— Begin MATERIAL —

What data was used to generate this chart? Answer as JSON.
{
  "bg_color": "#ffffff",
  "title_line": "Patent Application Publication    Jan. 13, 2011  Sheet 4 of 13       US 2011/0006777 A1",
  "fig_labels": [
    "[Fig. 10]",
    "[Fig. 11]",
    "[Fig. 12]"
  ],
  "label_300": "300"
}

— End MATERIAL —

*WHAT NEEDS TO BE DONE*:
Your task is to give the records above again, exactly.

*ANSWER TO THE EXERCISE*:
What data was used to generate this chart? Answer as JSON.
{
  "bg_color": "#ffffff",
  "title_line": "Patent Application Publication    Jan. 13, 2011  Sheet 4 of 13       US 2011/0006777 A1",
  "fig_labels": [
    "[Fig. 10]",
    "[Fig. 11]",
    "[Fig. 12]"
  ],
  "label_300": "300"
}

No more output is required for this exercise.